Material provided =
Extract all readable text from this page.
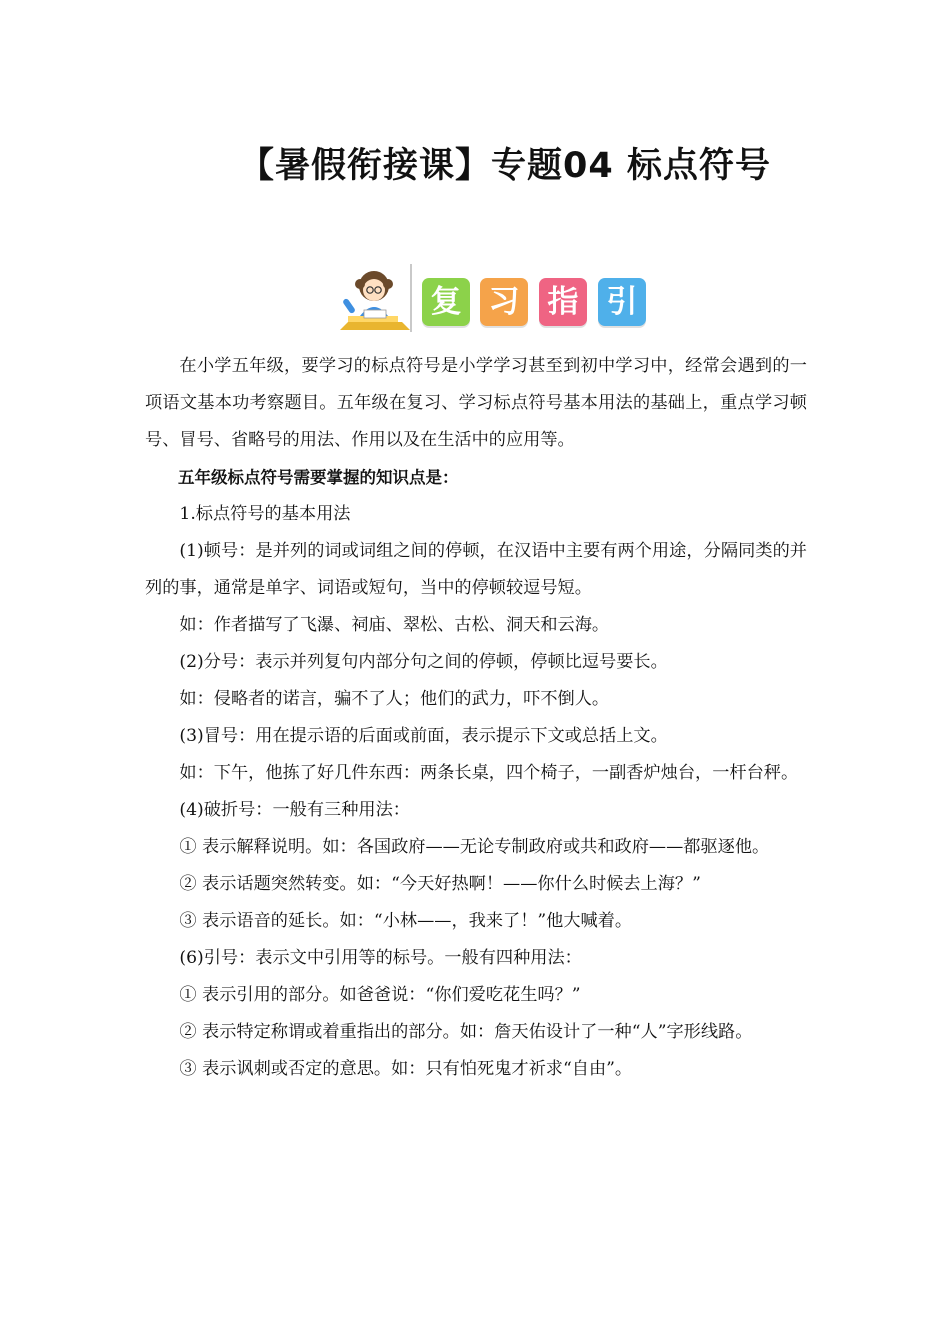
【暑假衔接课】专题04 标点符号
复 习 指 引

在小学五年级，要学习的标点符号是小学学习甚至到初中学习中，经常会遇到的一项语文基本功考察题目。五年级在复习、学习标点符号基本用法的基础上，重点学习顿号、冒号、省略号的用法、作用以及在生活中的应用等。

五年级标点符号需要掌握的知识点是：

1.标点符号的基本用法

(1)顿号：是并列的词或词组之间的停顿，在汉语中主要有两个用途，分隔同类的并列的事，通常是单字、词语或短句，当中的停顿较逗号短。

如：作者描写了飞瀑、祠庙、翠松、古松、洞天和云海。

(2)分号：表示并列复句内部分句之间的停顿，停顿比逗号要长。

如：侵略者的诺言，骗不了人；他们的武力，吓不倒人。

(3)冒号：用在提示语的后面或前面，表示提示下文或总括上文。

如：下午，他拣了好几件东西：两条长桌，四个椅子，一副香炉烛台，一杆台秤。

(4)破折号：一般有三种用法：

① 表示解释说明。如：各国政府——无论专制政府或共和政府——都驱逐他。

② 表示话题突然转变。如：“今天好热啊！——你什么时候去上海？”

③ 表示语音的延长。如：“小林——，我来了！”他大喊着。

(6)引号：表示文中引用等的标号。一般有四种用法：

① 表示引用的部分。如爸爸说：“你们爱吃花生吗？”

② 表示特定称谓或着重指出的部分。如：詹天佑设计了一种“人”字形线路。

③ 表示讽刺或否定的意思。如：只有怕死鬼才祈求“自由”。
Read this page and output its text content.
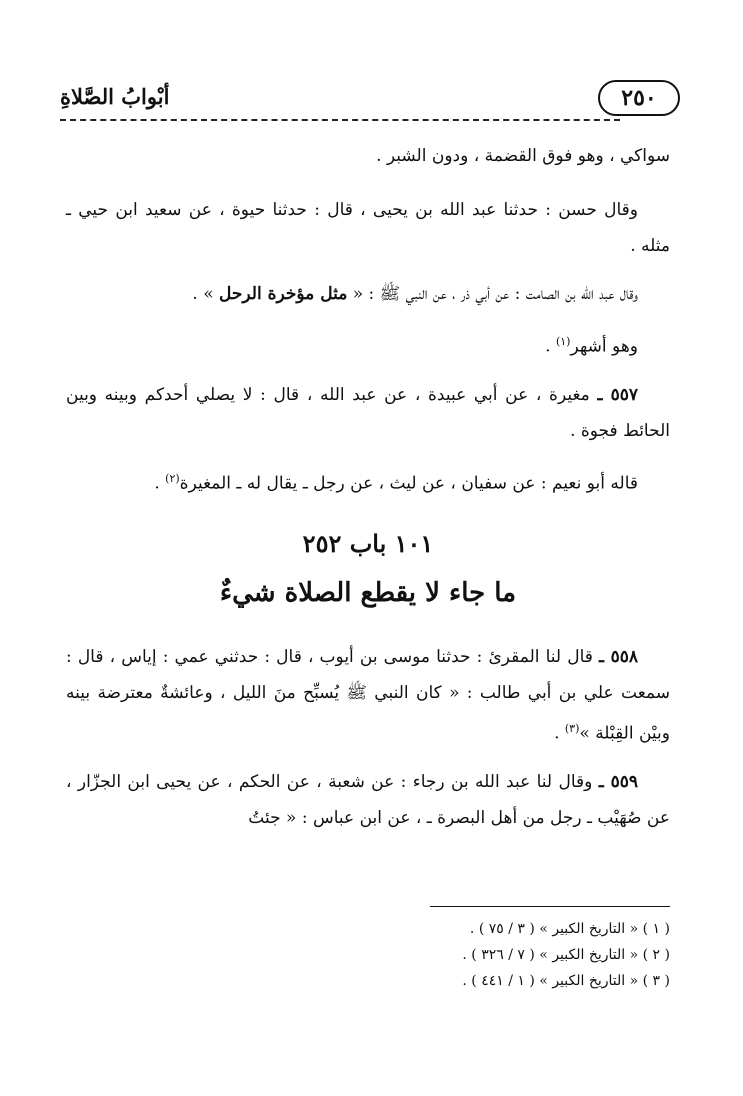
٢٥٠
أبْوابُ الصَّلاةِ

سواكي ، وهو فوق القضمة ، ودون الشبر .

وقال حسن : حدثنا عبد الله بن يحيى ، قال : حدثنا حيوة ، عن سعيد ابن حيي ـ مثله .

وقال عبد الله بن الصامت : عن أبي ذر ، عن النبي ﷺ : « مثل مؤخرة الرحل » .

وهو أشهر$^{(١)}$ .

٥٥٧ ـ مغيرة ، عن أبي عبيدة ، عن عبد الله ، قال : لا يصلي أحدكم وبينه وبين الحائط فجوة .

قاله أبو نعيم : عن سفيان ، عن ليث ، عن رجل ـ يقال له ـ المغيرة$^{(٢)}$ .

١٠١ باب ٢٥٢
ما جاء لا يقطع الصلاة شيءٌ

٥٥٨ ـ قال لنا المقرئ : حدثنا موسى بن أيوب ، قال : حدثني عمي : إياس ، قال : سمعت علي بن أبي طالب : « كان النبي ﷺ يُسبِّح منَ الليل ، وعائشةٌ معترضة بينه وبيْن القِبْلة »$^{(٣)}$ .

٥٥٩ ـ وقال لنا عبد الله بن رجاء : عن شعبة ، عن الحكم ، عن يحيى ابن الجزّار ، عن صُهَيْب ـ رجل من أهل البصرة ـ ، عن ابن عباس : « جئتُ

( ١ ) « التاريخ الكبير » ( ٣ / ٧٥ ) .

( ٢ ) « التاريخ الكبير » ( ٧ / ٣٢٦ ) .

( ٣ ) « التاريخ الكبير » ( ١ / ٤٤١ ) .
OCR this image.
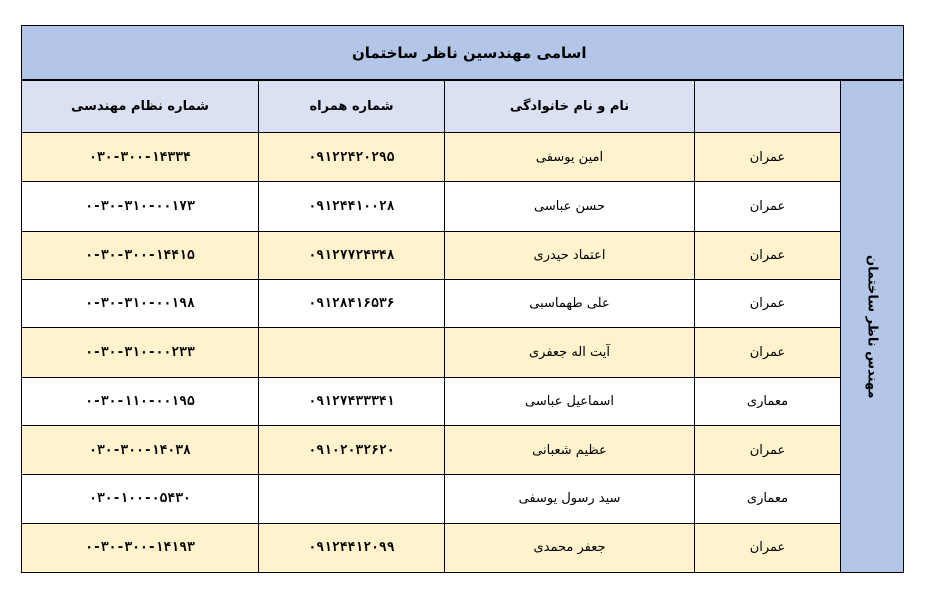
اسامی مهندسین ناظر ساختمان
شماره نظام مهندسی	شماره همراه	نام و نام خانوادگی	
۰۳۰-۳۰۰-۱۴۳۳۴	۰۹۱۲۲۴۲۰۲۹۵	امین یوسفی	عمران
۰-۳۰-۳۱۰-۰۰۱۷۳	۰۹۱۲۴۴۱۰۰۲۸	حسن عباسی	عمران
۰-۳۰-۳۰۰-۱۴۴۱۵	۰۹۱۲۷۷۲۴۳۴۸	اعتماد حیدری	عمران
۰-۳۰-۳۱۰-۰۰۱۹۸	۰۹۱۲۸۴۱۶۵۳۶	علی طهماسبی	عمران
۰-۳۰-۳۱۰-۰۰۲۳۳		آیت اله جعفری	عمران
۰-۳۰-۱۱۰-۰۰۱۹۵	۰۹۱۲۷۴۳۳۳۴۱	اسماعیل عباسی	معماری
۰۳۰-۳۰۰-۱۴۰۳۸	۰۹۱۰۲۰۳۲۶۲۰	عظیم شعبانی	عمران
۰۳۰-۱۰۰-۰۵۴۳۰		سید رسول یوسفی	معماری
۰-۳۰-۳۰۰-۱۴۱۹۳	۰۹۱۲۴۴۱۲۰۹۹	جعفر محمدی	عمران
مهندس ناظر ساختمان
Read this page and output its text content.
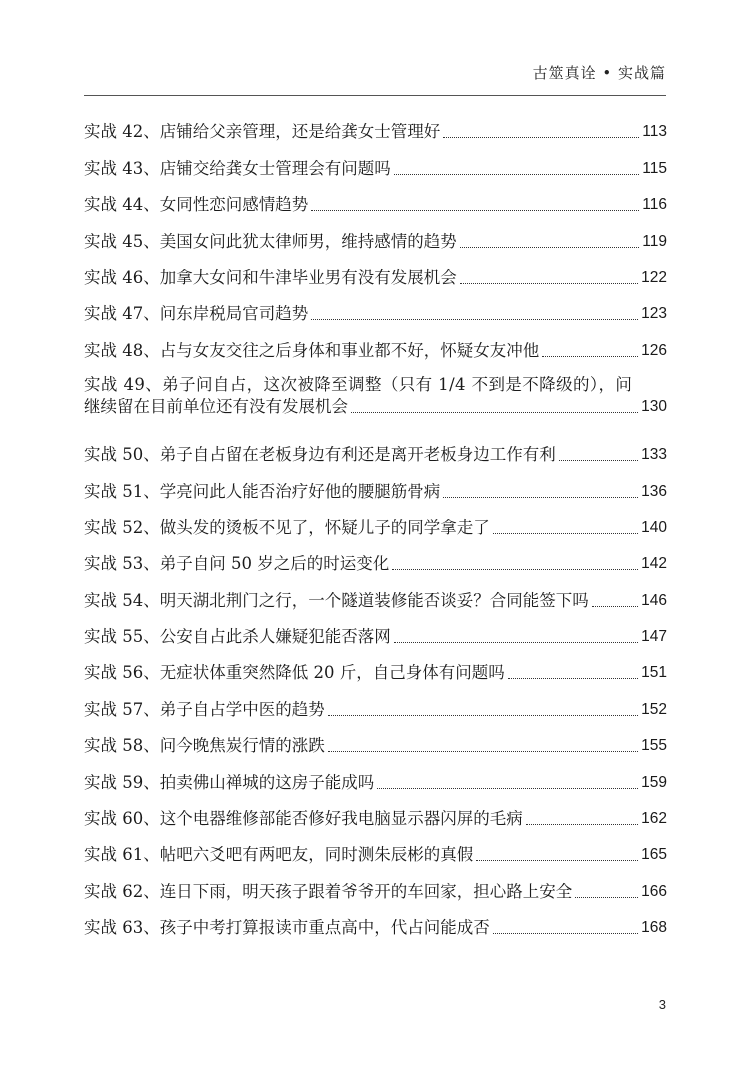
古筮真诠 • 实战篇
实战 42、店铺给父亲管理，还是给龚女士管理好	113
实战 43、店铺交给龚女士管理会有问题吗	115
实战 44、女同性恋问感情趋势	116
实战 45、美国女问此犹太律师男，维持感情的趋势	119
实战 46、加拿大女问和牛津毕业男有没有发展机会	122
实战 47、问东岸税局官司趋势	123
实战 48、占与女友交往之后身体和事业都不好，怀疑女友冲他	126
实战 49、弟子问自占，这次被降至调整（只有 1/4 不到是不降级的），问
继续留在目前单位还有没有发展机会	130
实战 50、弟子自占留在老板身边有利还是离开老板身边工作有利	133
实战 51、学亮问此人能否治疗好他的腰腿筋骨病	136
实战 52、做头发的烫板不见了，怀疑儿子的同学拿走了	140
实战 53、弟子自问 50 岁之后的时运变化	142
实战 54、明天湖北荆门之行，一个隧道装修能否谈妥？合同能签下吗	146
实战 55、公安自占此杀人嫌疑犯能否落网	147
实战 56、无症状体重突然降低 20 斤，自己身体有问题吗	151
实战 57、弟子自占学中医的趋势	152
实战 58、问今晚焦炭行情的涨跌	155
实战 59、拍卖佛山禅城的这房子能成吗	159
实战 60、这个电器维修部能否修好我电脑显示器闪屏的毛病	162
实战 61、帖吧六爻吧有两吧友，同时测朱辰彬的真假	165
实战 62、连日下雨，明天孩子跟着爷爷开的车回家，担心路上安全	166
实战 63、孩子中考打算报读市重点高中，代占问能成否	168
3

Task statement = Omit the images and transcribe all of the records above word for word.

Exercise output =
Extract all readable text from this page.
【暑假衔接课】专题04 标点符号
复 习 指 引

在小学五年级，要学习的标点符号是小学学习甚至到初中学习中，经常会遇到的一项语文基本功考察题目。五年级在复习、学习标点符号基本用法的基础上，重点学习顿号、冒号、省略号的用法、作用以及在生活中的应用等。

五年级标点符号需要掌握的知识点是：

1.标点符号的基本用法

(1)顿号：是并列的词或词组之间的停顿，在汉语中主要有两个用途，分隔同类的并列的事，通常是单字、词语或短句，当中的停顿较逗号短。

如：作者描写了飞瀑、祠庙、翠松、古松、洞天和云海。

(2)分号：表示并列复句内部分句之间的停顿，停顿比逗号要长。

如：侵略者的诺言，骗不了人；他们的武力，吓不倒人。

(3)冒号：用在提示语的后面或前面，表示提示下文或总括上文。

如：下午，他拣了好几件东西：两条长桌，四个椅子，一副香炉烛台，一杆台秤。

(4)破折号：一般有三种用法：

① 表示解释说明。如：各国政府——无论专制政府或共和政府——都驱逐他。

② 表示话题突然转变。如：“今天好热啊！——你什么时候去上海？”

③ 表示语音的延长。如：“小林——，我来了！”他大喊着。

(6)引号：表示文中引用等的标号。一般有四种用法：

① 表示引用的部分。如爸爸说：“你们爱吃花生吗？”

② 表示特定称谓或着重指出的部分。如：詹天佑设计了一种“人”字形线路。

③ 表示讽刺或否定的意思。如：只有怕死鬼才祈求“自由”。
Read this page and output its text content.
٢٥٠
أبْوابُ الصَّلاةِ

سواكي ، وهو فوق القضمة ، ودون الشبر .

وقال حسن : حدثنا عبد الله بن يحيى ، قال : حدثنا حيوة ، عن سعيد ابن حيي ـ مثله .

وقال عبد الله بن الصامت : عن أبي ذر ، عن النبي ﷺ : « مثل مؤخرة الرحل » .

وهو أشهر$^{(١)}$ .

٥٥٧ ـ مغيرة ، عن أبي عبيدة ، عن عبد الله ، قال : لا يصلي أحدكم وبينه وبين الحائط فجوة .

قاله أبو نعيم : عن سفيان ، عن ليث ، عن رجل ـ يقال له ـ المغيرة$^{(٢)}$ .

١٠١ باب ٢٥٢
ما جاء لا يقطع الصلاة شيءٌ

٥٥٨ ـ قال لنا المقرئ : حدثنا موسى بن أيوب ، قال : حدثني عمي : إياس ، قال : سمعت علي بن أبي طالب : « كان النبي ﷺ يُسبِّح منَ الليل ، وعائشةٌ معترضة بينه وبيْن القِبْلة »$^{(٣)}$ .

٥٥٩ ـ وقال لنا عبد الله بن رجاء : عن شعبة ، عن الحكم ، عن يحيى ابن الجزّار ، عن صُهَيْب ـ رجل من أهل البصرة ـ ، عن ابن عباس : « جئتُ

( ١ ) « التاريخ الكبير » ( ٣ / ٧٥ ) .

( ٢ ) « التاريخ الكبير » ( ٧ / ٣٢٦ ) .

( ٣ ) « التاريخ الكبير » ( ١ / ٤٤١ ) .
OCR this image.
اسامی مهندسین ناظر ساختمان
شماره نظام مهندسی	شماره همراه	نام و نام خانوادگی	
۰۳۰-۳۰۰-۱۴۳۳۴	۰۹۱۲۲۴۲۰۲۹۵	امین یوسفی	عمران
۰-۳۰-۳۱۰-۰۰۱۷۳	۰۹۱۲۴۴۱۰۰۲۸	حسن عباسی	عمران
۰-۳۰-۳۰۰-۱۴۴۱۵	۰۹۱۲۷۷۲۴۳۴۸	اعتماد حیدری	عمران
۰-۳۰-۳۱۰-۰۰۱۹۸	۰۹۱۲۸۴۱۶۵۳۶	علی طهماسبی	عمران
۰-۳۰-۳۱۰-۰۰۲۳۳		آیت اله جعفری	عمران
۰-۳۰-۱۱۰-۰۰۱۹۵	۰۹۱۲۷۴۳۳۳۴۱	اسماعیل عباسی	معماری
۰۳۰-۳۰۰-۱۴۰۳۸	۰۹۱۰۲۰۳۲۶۲۰	عظیم شعبانی	عمران
۰۳۰-۱۰۰-۰۵۴۳۰		سید رسول یوسفی	معماری
۰-۳۰-۳۰۰-۱۴۱۹۳	۰۹۱۲۴۴۱۲۰۹۹	جعفر محمدی	عمران
مهندس ناظر ساختمان
Read this page and output its text content.
古筮真诠 • 实战篇
实战 42、店铺给父亲管理，还是给龚女士管理好	113
实战 43、店铺交给龚女士管理会有问题吗	115
实战 44、女同性恋问感情趋势	116
实战 45、美国女问此犹太律师男，维持感情的趋势	119
实战 46、加拿大女问和牛津毕业男有没有发展机会	122
实战 47、问东岸税局官司趋势	123
实战 48、占与女友交往之后身体和事业都不好，怀疑女友冲他	126
实战 49、弟子问自占，这次被降至调整（只有 1/4 不到是不降级的），问
继续留在目前单位还有没有发展机会	130
实战 50、弟子自占留在老板身边有利还是离开老板身边工作有利	133
实战 51、学亮问此人能否治疗好他的腰腿筋骨病	136
实战 52、做头发的烫板不见了，怀疑儿子的同学拿走了	140
实战 53、弟子自问 50 岁之后的时运变化	142
实战 54、明天湖北荆门之行，一个隧道装修能否谈妥？合同能签下吗	146
实战 55、公安自占此杀人嫌疑犯能否落网	147
实战 56、无症状体重突然降低 20 斤，自己身体有问题吗	151
实战 57、弟子自占学中医的趋势	152
实战 58、问今晚焦炭行情的涨跌	155
实战 59、拍卖佛山禅城的这房子能成吗	159
实战 60、这个电器维修部能否修好我电脑显示器闪屏的毛病	162
实战 61、帖吧六爻吧有两吧友，同时测朱辰彬的真假	165
实战 62、连日下雨，明天孩子跟着爷爷开的车回家，担心路上安全	166
实战 63、孩子中考打算报读市重点高中，代占问能成否	168
3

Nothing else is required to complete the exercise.